### WHAT NEEDS TO BE DONE
Find each line with the string "JSON" and copy it.

### RECORDS FOR THIS TASK
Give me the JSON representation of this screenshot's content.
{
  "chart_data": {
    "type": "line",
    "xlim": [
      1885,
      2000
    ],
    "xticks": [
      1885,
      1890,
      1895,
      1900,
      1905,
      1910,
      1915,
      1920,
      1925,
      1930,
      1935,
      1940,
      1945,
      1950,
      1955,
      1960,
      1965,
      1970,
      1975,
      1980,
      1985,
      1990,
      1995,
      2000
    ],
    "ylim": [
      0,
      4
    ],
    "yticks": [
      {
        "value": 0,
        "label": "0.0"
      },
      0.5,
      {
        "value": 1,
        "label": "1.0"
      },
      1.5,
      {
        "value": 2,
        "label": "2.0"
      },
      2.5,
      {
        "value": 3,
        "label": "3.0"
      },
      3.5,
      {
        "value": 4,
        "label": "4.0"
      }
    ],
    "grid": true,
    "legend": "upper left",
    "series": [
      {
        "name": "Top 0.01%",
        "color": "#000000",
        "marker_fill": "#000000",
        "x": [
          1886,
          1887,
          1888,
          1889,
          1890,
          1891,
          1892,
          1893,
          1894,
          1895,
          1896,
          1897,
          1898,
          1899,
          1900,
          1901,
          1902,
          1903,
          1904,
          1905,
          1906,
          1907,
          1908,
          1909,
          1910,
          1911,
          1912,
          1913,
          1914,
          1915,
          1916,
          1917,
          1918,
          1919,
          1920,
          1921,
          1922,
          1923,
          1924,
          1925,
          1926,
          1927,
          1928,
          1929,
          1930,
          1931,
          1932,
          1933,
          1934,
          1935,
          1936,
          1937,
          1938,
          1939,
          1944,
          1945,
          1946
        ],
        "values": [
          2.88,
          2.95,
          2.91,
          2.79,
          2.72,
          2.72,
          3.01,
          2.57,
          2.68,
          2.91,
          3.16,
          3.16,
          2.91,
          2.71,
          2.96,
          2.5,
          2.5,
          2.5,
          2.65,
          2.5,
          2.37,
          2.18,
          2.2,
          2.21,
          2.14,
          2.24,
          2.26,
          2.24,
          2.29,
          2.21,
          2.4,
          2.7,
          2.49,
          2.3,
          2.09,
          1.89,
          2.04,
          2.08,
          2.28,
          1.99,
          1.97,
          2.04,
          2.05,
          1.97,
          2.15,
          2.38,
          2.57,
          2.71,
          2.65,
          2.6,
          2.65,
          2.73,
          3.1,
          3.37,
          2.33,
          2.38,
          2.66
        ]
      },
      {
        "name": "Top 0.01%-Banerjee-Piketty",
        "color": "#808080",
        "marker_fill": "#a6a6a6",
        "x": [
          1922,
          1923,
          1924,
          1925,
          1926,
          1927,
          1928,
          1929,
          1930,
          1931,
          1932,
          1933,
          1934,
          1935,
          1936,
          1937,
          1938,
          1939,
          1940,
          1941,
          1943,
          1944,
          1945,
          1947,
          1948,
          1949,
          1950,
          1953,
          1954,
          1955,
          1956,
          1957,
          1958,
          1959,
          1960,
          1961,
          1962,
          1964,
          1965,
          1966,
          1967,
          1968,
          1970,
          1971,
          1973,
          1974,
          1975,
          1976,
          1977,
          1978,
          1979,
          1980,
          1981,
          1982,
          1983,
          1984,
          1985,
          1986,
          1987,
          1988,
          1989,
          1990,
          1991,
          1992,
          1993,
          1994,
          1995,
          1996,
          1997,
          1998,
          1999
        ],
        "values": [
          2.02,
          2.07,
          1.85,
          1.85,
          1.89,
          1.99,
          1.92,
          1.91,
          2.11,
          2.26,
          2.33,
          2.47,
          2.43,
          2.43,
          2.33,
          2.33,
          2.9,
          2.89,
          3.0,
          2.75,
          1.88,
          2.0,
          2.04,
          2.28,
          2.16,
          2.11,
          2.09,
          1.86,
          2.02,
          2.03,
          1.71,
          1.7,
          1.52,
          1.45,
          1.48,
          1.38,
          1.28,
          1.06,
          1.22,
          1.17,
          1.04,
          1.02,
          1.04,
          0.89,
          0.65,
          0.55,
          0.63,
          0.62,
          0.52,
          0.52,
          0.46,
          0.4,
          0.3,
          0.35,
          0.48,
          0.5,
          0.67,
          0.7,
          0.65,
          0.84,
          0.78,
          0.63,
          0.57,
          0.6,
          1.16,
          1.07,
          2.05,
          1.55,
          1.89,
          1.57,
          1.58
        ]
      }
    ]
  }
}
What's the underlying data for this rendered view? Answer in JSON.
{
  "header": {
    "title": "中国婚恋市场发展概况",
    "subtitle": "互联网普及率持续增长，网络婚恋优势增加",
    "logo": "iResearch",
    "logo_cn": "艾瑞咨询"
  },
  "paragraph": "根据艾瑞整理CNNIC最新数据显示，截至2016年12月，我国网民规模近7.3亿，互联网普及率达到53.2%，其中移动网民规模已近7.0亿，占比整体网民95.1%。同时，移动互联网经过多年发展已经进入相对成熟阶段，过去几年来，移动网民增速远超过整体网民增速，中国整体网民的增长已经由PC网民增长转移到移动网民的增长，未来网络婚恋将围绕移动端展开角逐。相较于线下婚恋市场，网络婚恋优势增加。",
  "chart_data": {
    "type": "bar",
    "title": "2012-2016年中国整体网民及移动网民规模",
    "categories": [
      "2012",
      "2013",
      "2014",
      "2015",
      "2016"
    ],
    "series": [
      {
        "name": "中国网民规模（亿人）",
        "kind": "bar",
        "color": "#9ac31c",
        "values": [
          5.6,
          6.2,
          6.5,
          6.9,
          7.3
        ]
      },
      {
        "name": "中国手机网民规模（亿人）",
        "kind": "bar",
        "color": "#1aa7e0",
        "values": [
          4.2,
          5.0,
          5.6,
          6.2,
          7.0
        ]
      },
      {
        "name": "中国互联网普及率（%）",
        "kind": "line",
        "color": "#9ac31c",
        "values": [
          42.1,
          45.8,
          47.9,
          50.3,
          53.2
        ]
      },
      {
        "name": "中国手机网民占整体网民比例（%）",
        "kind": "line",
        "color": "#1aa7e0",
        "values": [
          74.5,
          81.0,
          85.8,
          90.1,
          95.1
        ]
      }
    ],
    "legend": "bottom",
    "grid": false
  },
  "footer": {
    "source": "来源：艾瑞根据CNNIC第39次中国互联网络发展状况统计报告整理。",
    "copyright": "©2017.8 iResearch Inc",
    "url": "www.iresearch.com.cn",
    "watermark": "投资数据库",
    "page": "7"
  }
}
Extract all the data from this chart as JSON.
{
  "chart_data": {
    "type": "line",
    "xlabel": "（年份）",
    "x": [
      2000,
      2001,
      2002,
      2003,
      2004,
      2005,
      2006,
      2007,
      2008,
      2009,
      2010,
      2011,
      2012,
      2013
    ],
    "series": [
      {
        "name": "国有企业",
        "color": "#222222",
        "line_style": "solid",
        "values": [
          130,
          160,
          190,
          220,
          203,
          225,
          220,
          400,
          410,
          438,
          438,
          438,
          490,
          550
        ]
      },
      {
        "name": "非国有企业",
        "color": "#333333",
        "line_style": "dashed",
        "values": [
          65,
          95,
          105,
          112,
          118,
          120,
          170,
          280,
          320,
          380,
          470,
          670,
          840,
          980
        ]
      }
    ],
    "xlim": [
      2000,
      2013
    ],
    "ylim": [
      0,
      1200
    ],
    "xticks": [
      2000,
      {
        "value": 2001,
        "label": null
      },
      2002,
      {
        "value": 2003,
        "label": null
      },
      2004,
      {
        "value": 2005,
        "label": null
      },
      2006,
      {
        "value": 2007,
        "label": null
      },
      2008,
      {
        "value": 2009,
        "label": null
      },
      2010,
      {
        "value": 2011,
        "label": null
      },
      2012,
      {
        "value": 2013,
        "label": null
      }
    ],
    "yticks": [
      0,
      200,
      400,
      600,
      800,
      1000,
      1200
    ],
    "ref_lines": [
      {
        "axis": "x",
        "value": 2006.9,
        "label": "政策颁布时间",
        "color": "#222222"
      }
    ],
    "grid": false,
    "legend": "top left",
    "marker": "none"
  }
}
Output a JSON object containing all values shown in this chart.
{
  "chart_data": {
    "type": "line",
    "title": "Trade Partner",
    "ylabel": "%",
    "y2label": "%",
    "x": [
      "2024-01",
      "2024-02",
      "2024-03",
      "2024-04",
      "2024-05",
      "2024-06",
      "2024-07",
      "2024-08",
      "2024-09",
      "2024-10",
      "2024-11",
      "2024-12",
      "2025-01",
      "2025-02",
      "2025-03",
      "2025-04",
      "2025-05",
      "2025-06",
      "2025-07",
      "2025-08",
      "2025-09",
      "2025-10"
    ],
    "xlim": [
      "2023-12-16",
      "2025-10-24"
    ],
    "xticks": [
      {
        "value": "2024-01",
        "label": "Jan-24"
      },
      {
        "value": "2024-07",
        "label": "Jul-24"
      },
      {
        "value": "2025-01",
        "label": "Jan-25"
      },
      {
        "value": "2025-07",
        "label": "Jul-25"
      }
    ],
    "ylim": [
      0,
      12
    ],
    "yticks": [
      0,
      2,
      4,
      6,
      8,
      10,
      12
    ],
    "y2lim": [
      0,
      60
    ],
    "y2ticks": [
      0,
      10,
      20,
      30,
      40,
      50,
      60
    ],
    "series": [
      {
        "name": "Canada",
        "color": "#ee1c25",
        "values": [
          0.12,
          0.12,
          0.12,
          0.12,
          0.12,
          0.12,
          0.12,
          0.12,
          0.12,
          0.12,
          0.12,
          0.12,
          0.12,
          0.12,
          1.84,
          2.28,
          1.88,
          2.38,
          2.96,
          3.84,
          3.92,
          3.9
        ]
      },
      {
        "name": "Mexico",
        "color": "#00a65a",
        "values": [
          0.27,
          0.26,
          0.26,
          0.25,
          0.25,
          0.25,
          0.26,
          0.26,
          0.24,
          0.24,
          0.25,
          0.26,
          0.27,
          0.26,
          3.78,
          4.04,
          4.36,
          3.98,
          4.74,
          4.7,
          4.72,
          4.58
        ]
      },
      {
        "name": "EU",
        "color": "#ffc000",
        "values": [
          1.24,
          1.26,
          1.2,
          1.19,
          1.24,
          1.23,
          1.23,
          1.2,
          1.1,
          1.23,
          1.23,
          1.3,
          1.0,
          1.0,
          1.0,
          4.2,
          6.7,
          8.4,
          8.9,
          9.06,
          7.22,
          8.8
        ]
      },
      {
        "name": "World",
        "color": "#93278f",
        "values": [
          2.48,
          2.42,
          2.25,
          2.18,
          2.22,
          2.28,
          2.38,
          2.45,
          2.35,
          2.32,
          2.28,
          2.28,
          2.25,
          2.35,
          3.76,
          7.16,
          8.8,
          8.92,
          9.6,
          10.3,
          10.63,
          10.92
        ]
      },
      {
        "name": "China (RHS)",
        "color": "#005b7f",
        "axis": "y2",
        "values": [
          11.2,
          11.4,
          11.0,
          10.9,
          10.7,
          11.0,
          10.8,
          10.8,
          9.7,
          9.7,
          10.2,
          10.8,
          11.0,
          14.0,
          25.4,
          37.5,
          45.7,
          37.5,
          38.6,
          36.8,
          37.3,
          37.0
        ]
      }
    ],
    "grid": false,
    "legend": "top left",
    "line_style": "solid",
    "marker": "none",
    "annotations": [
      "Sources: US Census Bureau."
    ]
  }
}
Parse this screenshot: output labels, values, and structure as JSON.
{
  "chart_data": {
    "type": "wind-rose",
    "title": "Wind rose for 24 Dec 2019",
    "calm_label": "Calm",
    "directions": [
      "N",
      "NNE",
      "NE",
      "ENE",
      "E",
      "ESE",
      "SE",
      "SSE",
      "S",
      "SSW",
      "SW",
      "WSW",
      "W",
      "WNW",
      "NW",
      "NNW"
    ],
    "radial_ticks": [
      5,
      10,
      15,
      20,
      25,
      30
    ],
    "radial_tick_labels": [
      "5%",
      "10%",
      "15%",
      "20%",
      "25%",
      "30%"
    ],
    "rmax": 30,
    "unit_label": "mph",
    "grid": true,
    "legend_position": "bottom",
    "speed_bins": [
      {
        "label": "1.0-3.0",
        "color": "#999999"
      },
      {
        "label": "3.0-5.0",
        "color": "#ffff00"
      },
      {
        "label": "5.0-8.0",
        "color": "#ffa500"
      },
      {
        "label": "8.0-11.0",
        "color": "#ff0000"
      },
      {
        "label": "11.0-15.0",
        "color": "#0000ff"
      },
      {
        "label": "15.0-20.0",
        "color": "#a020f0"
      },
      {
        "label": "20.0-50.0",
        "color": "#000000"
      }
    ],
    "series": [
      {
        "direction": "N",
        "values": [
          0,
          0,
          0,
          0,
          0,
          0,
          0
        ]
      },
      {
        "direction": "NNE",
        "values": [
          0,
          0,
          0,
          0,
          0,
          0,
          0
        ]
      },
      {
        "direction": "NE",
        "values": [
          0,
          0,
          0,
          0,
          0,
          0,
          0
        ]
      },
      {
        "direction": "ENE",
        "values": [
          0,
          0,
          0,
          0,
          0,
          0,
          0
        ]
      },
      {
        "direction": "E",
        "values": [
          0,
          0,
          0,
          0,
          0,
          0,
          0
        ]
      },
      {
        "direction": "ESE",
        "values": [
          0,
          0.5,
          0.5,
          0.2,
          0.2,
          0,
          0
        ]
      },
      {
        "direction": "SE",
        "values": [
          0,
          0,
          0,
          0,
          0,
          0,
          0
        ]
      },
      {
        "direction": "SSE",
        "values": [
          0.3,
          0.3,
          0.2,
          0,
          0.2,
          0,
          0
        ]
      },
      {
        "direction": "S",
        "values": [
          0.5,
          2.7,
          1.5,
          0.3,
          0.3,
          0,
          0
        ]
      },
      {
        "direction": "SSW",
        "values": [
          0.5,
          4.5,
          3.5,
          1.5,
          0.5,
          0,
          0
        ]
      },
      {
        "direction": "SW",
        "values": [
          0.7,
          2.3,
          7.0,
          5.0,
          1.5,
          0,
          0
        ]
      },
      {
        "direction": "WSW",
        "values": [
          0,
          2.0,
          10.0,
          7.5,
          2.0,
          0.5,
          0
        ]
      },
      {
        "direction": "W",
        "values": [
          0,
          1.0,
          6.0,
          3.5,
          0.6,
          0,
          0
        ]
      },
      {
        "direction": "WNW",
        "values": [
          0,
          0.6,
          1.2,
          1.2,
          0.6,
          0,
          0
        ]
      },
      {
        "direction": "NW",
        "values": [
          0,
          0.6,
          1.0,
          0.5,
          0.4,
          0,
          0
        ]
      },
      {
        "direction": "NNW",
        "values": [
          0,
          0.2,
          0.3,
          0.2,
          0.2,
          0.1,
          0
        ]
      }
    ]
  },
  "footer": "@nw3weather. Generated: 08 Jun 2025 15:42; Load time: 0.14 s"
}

### SOLUTION FOR THIS PROBLEM
Give me the JSON representation of this screenshot's content.
What's the underlying data for this rendered view? Answer in JSON.
Extract all the data from this chart as JSON.
Output a JSON object containing all values shown in this chart.
Parse this screenshot: output labels, values, and structure as JSON.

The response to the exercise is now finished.